- [Exercise prompt]:
Below are some records. Pull every line that contains the word "axis".

[Data entries for graphics]
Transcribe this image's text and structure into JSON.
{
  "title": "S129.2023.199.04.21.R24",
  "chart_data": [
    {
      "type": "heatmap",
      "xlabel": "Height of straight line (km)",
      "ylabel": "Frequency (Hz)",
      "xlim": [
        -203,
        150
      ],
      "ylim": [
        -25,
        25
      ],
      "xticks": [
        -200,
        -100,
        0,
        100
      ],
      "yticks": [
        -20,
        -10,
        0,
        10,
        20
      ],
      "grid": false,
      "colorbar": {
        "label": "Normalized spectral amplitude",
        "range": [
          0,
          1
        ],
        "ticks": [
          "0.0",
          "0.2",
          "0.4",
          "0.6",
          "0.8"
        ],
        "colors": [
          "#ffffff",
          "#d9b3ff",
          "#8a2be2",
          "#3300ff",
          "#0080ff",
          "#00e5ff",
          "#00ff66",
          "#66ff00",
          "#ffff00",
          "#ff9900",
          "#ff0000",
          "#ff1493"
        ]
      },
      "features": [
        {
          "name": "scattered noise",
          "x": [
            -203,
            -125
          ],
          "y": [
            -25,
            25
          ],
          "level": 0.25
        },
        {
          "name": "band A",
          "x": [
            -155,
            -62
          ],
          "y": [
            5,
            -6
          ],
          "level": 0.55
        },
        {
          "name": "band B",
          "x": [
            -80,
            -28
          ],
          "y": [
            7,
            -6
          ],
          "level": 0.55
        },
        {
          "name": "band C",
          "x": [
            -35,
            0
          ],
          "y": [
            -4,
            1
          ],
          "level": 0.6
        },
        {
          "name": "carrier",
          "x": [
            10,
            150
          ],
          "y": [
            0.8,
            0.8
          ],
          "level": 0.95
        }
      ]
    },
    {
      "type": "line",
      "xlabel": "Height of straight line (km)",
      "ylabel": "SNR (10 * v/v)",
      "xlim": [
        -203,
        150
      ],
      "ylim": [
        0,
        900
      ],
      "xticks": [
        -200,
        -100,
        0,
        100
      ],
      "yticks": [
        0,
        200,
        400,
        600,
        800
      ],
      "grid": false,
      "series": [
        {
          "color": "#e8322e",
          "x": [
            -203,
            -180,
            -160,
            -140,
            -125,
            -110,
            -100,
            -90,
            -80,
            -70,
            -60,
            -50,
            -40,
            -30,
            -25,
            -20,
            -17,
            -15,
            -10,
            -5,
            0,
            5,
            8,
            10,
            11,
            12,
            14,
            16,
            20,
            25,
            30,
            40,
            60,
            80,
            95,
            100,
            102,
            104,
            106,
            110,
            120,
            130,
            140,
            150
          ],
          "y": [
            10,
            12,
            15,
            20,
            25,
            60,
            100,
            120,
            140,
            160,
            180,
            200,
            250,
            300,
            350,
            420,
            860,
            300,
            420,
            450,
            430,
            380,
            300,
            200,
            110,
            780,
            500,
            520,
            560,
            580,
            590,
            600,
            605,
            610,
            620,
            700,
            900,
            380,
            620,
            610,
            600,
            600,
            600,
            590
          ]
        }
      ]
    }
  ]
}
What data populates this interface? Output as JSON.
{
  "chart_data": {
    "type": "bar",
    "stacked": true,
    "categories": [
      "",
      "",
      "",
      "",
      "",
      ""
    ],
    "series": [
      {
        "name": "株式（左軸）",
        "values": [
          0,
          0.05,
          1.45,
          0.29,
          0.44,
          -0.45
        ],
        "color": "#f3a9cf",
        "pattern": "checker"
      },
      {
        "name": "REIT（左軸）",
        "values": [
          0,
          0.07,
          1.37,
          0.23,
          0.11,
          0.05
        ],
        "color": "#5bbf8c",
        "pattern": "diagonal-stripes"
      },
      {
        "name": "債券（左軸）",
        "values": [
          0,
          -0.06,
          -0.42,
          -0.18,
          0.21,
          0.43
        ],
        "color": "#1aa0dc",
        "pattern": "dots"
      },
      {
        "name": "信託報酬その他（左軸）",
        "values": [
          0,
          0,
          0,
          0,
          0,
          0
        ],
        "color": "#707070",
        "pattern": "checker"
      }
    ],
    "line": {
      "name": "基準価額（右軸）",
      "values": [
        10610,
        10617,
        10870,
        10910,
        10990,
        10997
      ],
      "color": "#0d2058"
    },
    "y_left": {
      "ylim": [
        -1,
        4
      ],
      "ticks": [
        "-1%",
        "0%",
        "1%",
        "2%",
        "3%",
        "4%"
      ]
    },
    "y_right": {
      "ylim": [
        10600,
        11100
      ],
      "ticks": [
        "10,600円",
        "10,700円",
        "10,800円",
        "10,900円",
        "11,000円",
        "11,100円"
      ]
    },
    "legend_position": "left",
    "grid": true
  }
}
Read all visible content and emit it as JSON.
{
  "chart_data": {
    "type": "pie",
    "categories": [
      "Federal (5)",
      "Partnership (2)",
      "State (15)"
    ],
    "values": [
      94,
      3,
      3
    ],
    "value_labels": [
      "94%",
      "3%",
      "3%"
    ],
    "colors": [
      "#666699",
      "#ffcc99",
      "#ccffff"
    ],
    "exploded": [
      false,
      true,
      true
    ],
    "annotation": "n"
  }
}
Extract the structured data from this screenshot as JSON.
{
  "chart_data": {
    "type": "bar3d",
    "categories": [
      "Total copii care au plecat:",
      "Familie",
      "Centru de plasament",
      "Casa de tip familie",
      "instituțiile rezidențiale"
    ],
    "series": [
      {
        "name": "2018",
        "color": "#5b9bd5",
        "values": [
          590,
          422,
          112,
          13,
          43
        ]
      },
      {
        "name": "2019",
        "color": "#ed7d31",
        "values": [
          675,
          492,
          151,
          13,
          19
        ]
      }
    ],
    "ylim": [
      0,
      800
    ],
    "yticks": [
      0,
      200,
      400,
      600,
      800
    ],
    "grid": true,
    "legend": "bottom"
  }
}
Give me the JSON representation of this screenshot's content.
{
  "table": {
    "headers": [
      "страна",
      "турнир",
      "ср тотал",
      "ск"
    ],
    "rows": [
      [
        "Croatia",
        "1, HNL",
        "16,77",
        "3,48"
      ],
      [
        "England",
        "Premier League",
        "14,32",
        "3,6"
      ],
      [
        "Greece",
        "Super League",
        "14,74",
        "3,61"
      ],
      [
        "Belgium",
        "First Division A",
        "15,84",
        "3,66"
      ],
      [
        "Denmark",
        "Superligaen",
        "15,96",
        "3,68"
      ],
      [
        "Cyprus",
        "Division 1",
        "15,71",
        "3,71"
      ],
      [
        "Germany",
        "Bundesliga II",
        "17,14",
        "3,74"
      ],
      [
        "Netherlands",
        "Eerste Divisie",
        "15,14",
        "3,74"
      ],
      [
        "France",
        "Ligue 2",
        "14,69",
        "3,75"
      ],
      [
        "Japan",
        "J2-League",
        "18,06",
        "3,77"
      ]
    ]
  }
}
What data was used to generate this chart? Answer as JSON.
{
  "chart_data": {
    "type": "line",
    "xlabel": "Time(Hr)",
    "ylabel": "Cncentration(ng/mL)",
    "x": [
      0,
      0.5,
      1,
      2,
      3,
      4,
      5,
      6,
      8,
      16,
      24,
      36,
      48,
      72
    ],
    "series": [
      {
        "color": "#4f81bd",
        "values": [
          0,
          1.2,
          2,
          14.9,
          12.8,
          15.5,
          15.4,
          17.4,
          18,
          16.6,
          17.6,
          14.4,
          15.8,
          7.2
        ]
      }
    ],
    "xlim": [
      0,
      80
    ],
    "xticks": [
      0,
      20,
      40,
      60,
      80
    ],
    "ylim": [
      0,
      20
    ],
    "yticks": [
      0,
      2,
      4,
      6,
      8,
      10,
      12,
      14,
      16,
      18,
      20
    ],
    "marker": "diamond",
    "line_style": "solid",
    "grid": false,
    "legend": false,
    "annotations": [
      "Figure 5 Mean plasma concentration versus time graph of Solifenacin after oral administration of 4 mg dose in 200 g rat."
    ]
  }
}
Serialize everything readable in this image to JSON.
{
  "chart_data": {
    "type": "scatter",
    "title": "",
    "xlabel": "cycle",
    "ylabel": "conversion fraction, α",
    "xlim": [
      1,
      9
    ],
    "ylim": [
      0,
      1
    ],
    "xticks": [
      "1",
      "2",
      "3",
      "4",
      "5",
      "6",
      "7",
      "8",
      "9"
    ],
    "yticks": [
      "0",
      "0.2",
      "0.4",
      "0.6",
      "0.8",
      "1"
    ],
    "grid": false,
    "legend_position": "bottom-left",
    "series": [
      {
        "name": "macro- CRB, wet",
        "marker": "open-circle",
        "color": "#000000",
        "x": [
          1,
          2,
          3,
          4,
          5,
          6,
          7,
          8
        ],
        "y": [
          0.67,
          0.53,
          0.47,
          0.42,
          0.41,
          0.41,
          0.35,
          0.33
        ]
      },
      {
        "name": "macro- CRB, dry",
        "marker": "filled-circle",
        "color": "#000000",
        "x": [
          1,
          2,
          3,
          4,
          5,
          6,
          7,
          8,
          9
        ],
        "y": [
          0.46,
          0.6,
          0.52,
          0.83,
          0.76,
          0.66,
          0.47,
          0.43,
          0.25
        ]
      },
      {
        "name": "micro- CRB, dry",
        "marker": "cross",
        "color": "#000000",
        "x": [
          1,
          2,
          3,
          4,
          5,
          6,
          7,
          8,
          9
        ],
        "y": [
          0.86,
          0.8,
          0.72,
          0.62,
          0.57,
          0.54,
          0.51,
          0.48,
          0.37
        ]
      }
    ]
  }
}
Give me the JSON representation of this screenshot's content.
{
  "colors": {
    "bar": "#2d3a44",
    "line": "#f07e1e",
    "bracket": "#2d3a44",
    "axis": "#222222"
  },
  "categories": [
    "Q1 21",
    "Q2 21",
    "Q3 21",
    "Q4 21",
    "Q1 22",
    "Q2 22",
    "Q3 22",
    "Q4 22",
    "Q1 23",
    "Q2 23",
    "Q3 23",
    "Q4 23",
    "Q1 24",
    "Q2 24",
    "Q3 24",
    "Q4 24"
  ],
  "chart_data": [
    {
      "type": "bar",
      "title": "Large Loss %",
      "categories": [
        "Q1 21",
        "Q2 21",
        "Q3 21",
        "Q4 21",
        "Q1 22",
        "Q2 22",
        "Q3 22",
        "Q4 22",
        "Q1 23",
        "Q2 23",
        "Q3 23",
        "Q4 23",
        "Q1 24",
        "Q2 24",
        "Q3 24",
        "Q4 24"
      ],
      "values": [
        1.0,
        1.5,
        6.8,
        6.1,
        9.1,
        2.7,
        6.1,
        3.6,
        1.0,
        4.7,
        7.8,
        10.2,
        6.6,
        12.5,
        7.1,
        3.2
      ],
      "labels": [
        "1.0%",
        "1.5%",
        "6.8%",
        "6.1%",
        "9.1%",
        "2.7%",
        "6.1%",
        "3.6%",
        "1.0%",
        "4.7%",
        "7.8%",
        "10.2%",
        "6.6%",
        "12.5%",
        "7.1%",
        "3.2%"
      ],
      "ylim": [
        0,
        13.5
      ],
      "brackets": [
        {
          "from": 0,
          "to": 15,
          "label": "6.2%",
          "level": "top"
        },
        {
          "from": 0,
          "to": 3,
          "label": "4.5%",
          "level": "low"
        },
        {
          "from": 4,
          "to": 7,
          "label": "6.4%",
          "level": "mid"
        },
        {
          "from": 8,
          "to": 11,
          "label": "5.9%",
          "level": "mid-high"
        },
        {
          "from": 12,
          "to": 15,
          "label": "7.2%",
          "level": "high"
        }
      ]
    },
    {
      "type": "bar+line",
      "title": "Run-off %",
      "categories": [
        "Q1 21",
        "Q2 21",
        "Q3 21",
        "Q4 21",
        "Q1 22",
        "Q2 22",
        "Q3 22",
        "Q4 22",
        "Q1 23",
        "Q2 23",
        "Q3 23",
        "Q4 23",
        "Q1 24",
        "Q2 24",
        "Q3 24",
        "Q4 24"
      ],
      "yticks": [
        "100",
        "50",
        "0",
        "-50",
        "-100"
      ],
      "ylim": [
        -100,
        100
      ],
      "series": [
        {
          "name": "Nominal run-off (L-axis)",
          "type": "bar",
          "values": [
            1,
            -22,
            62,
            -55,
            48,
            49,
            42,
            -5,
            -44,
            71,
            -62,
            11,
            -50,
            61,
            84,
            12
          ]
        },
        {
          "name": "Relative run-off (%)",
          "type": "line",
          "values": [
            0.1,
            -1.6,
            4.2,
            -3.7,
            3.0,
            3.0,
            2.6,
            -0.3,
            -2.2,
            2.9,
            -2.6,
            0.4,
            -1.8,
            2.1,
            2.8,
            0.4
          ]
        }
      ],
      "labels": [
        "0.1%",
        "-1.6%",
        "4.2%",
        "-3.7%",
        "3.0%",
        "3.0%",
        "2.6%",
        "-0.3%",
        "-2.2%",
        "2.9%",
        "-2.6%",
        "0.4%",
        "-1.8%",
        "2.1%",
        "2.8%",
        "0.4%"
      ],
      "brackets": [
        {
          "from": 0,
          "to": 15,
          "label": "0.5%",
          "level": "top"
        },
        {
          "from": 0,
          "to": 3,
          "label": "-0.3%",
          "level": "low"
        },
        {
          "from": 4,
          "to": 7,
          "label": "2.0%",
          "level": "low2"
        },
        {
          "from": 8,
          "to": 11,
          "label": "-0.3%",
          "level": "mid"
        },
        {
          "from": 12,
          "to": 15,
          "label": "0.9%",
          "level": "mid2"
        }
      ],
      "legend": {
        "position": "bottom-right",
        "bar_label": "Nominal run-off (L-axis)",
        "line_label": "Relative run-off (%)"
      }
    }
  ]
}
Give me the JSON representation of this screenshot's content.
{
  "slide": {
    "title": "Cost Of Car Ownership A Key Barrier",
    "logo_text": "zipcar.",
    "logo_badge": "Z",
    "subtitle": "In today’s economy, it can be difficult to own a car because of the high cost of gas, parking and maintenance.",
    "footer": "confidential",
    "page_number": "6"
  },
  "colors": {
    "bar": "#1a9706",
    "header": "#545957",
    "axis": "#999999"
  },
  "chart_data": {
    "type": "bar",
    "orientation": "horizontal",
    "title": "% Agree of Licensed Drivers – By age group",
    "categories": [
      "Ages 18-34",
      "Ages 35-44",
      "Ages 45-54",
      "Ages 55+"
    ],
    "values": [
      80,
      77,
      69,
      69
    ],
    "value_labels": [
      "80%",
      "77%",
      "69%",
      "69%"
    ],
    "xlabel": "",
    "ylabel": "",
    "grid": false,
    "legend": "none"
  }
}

- [Response to this task]:
    "axis": "#222222"
          "name": "Nominal run-off (L-axis)",
        "bar_label": "Nominal run-off (L-axis)",
    "axis": "#999999"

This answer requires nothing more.